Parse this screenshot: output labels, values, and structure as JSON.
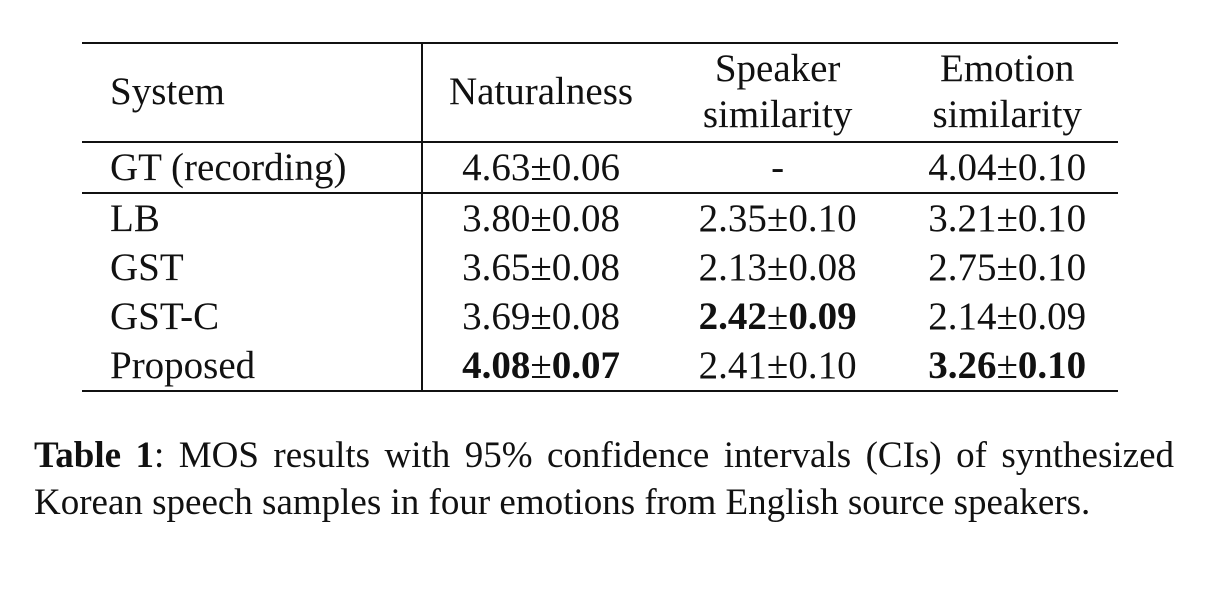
{
  "table": {
    "headers": {
      "system": "System",
      "naturalness": "Naturalness",
      "speaker_line1": "Speaker",
      "speaker_line2": "similarity",
      "emotion_line1": "Emotion",
      "emotion_line2": "similarity"
    },
    "gt_row": {
      "system": "GT (recording)",
      "naturalness": {
        "mean": "4.63",
        "pm": "±",
        "ci": "0.06"
      },
      "speaker": "-",
      "emotion": {
        "mean": "4.04",
        "pm": "±",
        "ci": "0.10"
      }
    },
    "rows": [
      {
        "system": "LB",
        "naturalness": {
          "mean": "3.80",
          "pm": "±",
          "ci": "0.08"
        },
        "speaker": {
          "mean": "2.35",
          "pm": "±",
          "ci": "0.10"
        },
        "emotion": {
          "mean": "3.21",
          "pm": "±",
          "ci": "0.10"
        }
      },
      {
        "system": "GST",
        "naturalness": {
          "mean": "3.65",
          "pm": "±",
          "ci": "0.08"
        },
        "speaker": {
          "mean": "2.13",
          "pm": "±",
          "ci": "0.08"
        },
        "emotion": {
          "mean": "2.75",
          "pm": "±",
          "ci": "0.10"
        }
      },
      {
        "system": "GST-C",
        "naturalness": {
          "mean": "3.69",
          "pm": "±",
          "ci": "0.08"
        },
        "speaker": {
          "mean": "2.42",
          "pm": "±",
          "ci": "0.09"
        },
        "emotion": {
          "mean": "2.14",
          "pm": "±",
          "ci": "0.09"
        }
      },
      {
        "system": "Proposed",
        "naturalness": {
          "mean": "4.08",
          "pm": "±",
          "ci": "0.07"
        },
        "speaker": {
          "mean": "2.41",
          "pm": "±",
          "ci": "0.10"
        },
        "emotion": {
          "mean": "3.26",
          "pm": "±",
          "ci": "0.10"
        }
      }
    ]
  },
  "caption": {
    "label": "Table 1",
    "text": ": MOS results with 95% confidence intervals (CIs) of synthesized Korean speech samples in four emotions from English source speakers."
  }
}
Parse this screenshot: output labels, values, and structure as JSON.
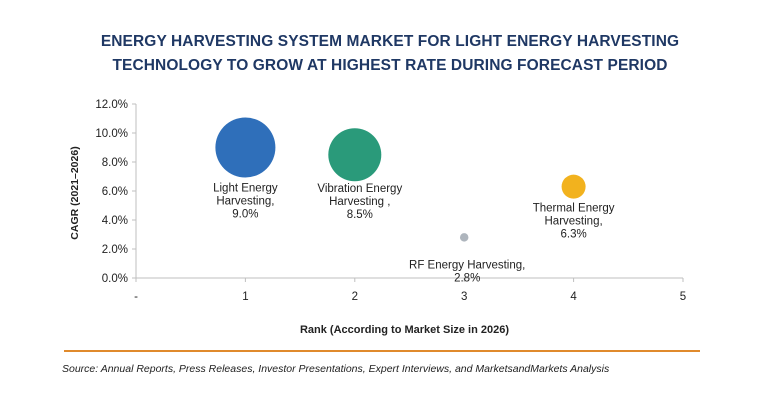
{
  "title_lines": [
    "ENERGY HARVESTING SYSTEM MARKET FOR LIGHT ENERGY HARVESTING",
    "TECHNOLOGY TO GROW AT HIGHEST RATE DURING FORECAST PERIOD"
  ],
  "source": "Source: Annual Reports, Press Releases, Investor Presentations, Expert Interviews, and MarketsandMarkets Analysis",
  "colors": {
    "title": "#1f3864",
    "divider": "#e08a2c",
    "light": "#2f6fba",
    "vibration": "#2a9a7a",
    "rf": "#9aa3ad",
    "thermal": "#f2b21e"
  },
  "chart_data": {
    "type": "scatter",
    "variant": "bubble",
    "title": "ENERGY HARVESTING SYSTEM MARKET FOR LIGHT ENERGY HARVESTING TECHNOLOGY TO GROW AT HIGHEST RATE DURING FORECAST PERIOD",
    "xlabel": "Rank (According to Market Size in 2026)",
    "ylabel": "CAGR (2021–2026)",
    "xlim": [
      0,
      5
    ],
    "ylim": [
      0,
      12
    ],
    "xticks": [
      "-",
      "1",
      "2",
      "3",
      "4",
      "5"
    ],
    "yticks": [
      "0.0%",
      "2.0%",
      "4.0%",
      "6.0%",
      "8.0%",
      "10.0%",
      "12.0%"
    ],
    "grid": false,
    "legend": "none",
    "series": [
      {
        "name": "Light Energy Harvesting",
        "label_lines": [
          "Light Energy",
          "Harvesting,",
          "9.0%"
        ],
        "x": 1,
        "y": 9.0,
        "size": 1.0,
        "color": "#2f6fba"
      },
      {
        "name": "Vibration Energy Harvesting",
        "label_lines": [
          "Vibration Energy",
          "Harvesting ,",
          "8.5%"
        ],
        "x": 2,
        "y": 8.5,
        "size": 0.78,
        "color": "#2a9a7a"
      },
      {
        "name": "RF Energy Harvesting",
        "label_lines": [
          "RF Energy Harvesting,",
          "2.8%"
        ],
        "x": 3,
        "y": 2.8,
        "size": 0.02,
        "color": "#9aa3ad"
      },
      {
        "name": "Thermal Energy Harvesting",
        "label_lines": [
          "Thermal Energy",
          "Harvesting,",
          "6.3%"
        ],
        "x": 4,
        "y": 6.3,
        "size": 0.16,
        "color": "#f2b21e"
      }
    ]
  }
}
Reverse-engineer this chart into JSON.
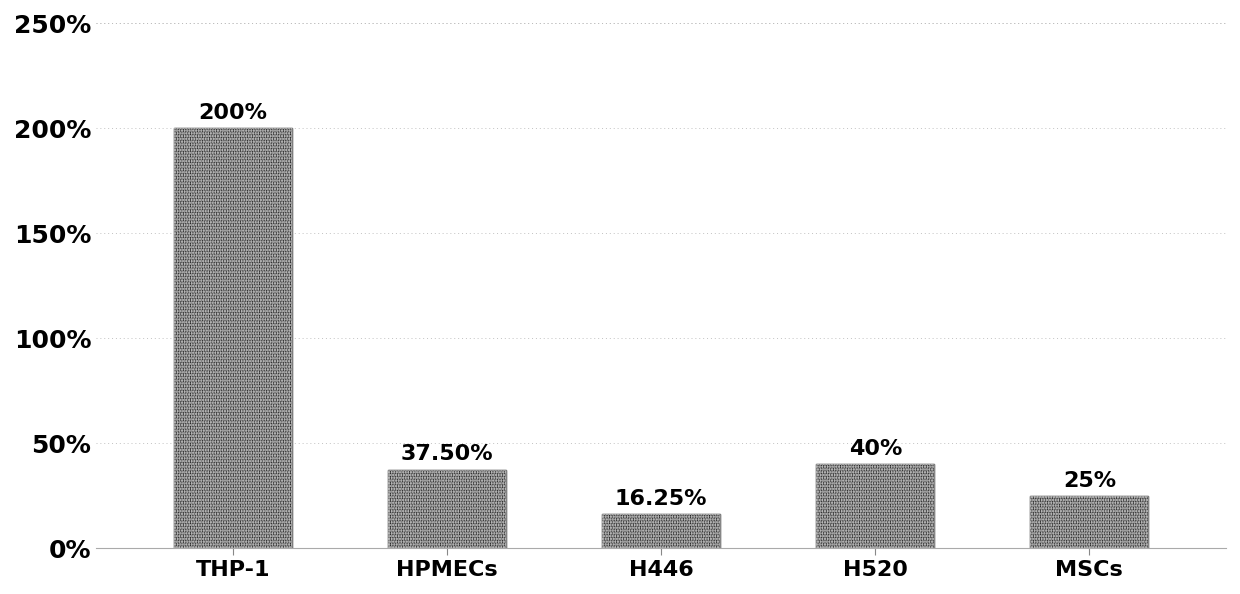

☆ ☆ ☆ ☆ ☆ ☆ ☆

- _WORK REQUIRED_: Make an exact copy of the listing above. Do not include the pictures.

- _THE SOLUTION_:
Parse this screenshot: output labels, values, and structure as JSON.
{
  "table": {
    "headers": {
      "system": "System",
      "naturalness": "Naturalness",
      "speaker_line1": "Speaker",
      "speaker_line2": "similarity",
      "emotion_line1": "Emotion",
      "emotion_line2": "similarity"
    },
    "gt_row": {
      "system": "GT (recording)",
      "naturalness": {
        "mean": "4.63",
        "pm": "±",
        "ci": "0.06"
      },
      "speaker": "-",
      "emotion": {
        "mean": "4.04",
        "pm": "±",
        "ci": "0.10"
      }
    },
    "rows": [
      {
        "system": "LB",
        "naturalness": {
          "mean": "3.80",
          "pm": "±",
          "ci": "0.08"
        },
        "speaker": {
          "mean": "2.35",
          "pm": "±",
          "ci": "0.10"
        },
        "emotion": {
          "mean": "3.21",
          "pm": "±",
          "ci": "0.10"
        }
      },
      {
        "system": "GST",
        "naturalness": {
          "mean": "3.65",
          "pm": "±",
          "ci": "0.08"
        },
        "speaker": {
          "mean": "2.13",
          "pm": "±",
          "ci": "0.08"
        },
        "emotion": {
          "mean": "2.75",
          "pm": "±",
          "ci": "0.10"
        }
      },
      {
        "system": "GST-C",
        "naturalness": {
          "mean": "3.69",
          "pm": "±",
          "ci": "0.08"
        },
        "speaker": {
          "mean": "2.42",
          "pm": "±",
          "ci": "0.09"
        },
        "emotion": {
          "mean": "2.14",
          "pm": "±",
          "ci": "0.09"
        }
      },
      {
        "system": "Proposed",
        "naturalness": {
          "mean": "4.08",
          "pm": "±",
          "ci": "0.07"
        },
        "speaker": {
          "mean": "2.41",
          "pm": "±",
          "ci": "0.10"
        },
        "emotion": {
          "mean": "3.26",
          "pm": "±",
          "ci": "0.10"
        }
      }
    ]
  },
  "caption": {
    "label": "Table 1",
    "text": ": MOS results with 95% confidence intervals (CIs) of synthesized Korean speech samples in four emotions from English source speakers."
  }
}
Parse this screenshot: output labels, values, and structure as JSON.
{
  "title_lines": [
    "ENERGY HARVESTING SYSTEM MARKET FOR LIGHT ENERGY HARVESTING",
    "TECHNOLOGY TO GROW AT HIGHEST RATE DURING FORECAST PERIOD"
  ],
  "source": "Source: Annual Reports, Press Releases, Investor Presentations, Expert Interviews, and MarketsandMarkets Analysis",
  "colors": {
    "title": "#1f3864",
    "divider": "#e08a2c",
    "light": "#2f6fba",
    "vibration": "#2a9a7a",
    "rf": "#9aa3ad",
    "thermal": "#f2b21e"
  },
  "chart_data": {
    "type": "scatter",
    "variant": "bubble",
    "title": "ENERGY HARVESTING SYSTEM MARKET FOR LIGHT ENERGY HARVESTING TECHNOLOGY TO GROW AT HIGHEST RATE DURING FORECAST PERIOD",
    "xlabel": "Rank (According to Market Size in 2026)",
    "ylabel": "CAGR (2021–2026)",
    "xlim": [
      0,
      5
    ],
    "ylim": [
      0,
      12
    ],
    "xticks": [
      "-",
      "1",
      "2",
      "3",
      "4",
      "5"
    ],
    "yticks": [
      "0.0%",
      "2.0%",
      "4.0%",
      "6.0%",
      "8.0%",
      "10.0%",
      "12.0%"
    ],
    "grid": false,
    "legend": "none",
    "series": [
      {
        "name": "Light Energy Harvesting",
        "label_lines": [
          "Light Energy",
          "Harvesting,",
          "9.0%"
        ],
        "x": 1,
        "y": 9.0,
        "size": 1.0,
        "color": "#2f6fba"
      },
      {
        "name": "Vibration Energy Harvesting",
        "label_lines": [
          "Vibration Energy",
          "Harvesting ,",
          "8.5%"
        ],
        "x": 2,
        "y": 8.5,
        "size": 0.78,
        "color": "#2a9a7a"
      },
      {
        "name": "RF Energy Harvesting",
        "label_lines": [
          "RF Energy Harvesting,",
          "2.8%"
        ],
        "x": 3,
        "y": 2.8,
        "size": 0.02,
        "color": "#9aa3ad"
      },
      {
        "name": "Thermal Energy Harvesting",
        "label_lines": [
          "Thermal Energy",
          "Harvesting,",
          "6.3%"
        ],
        "x": 4,
        "y": 6.3,
        "size": 0.16,
        "color": "#f2b21e"
      }
    ]
  }
}
Reverse-engineer this chart into JSON.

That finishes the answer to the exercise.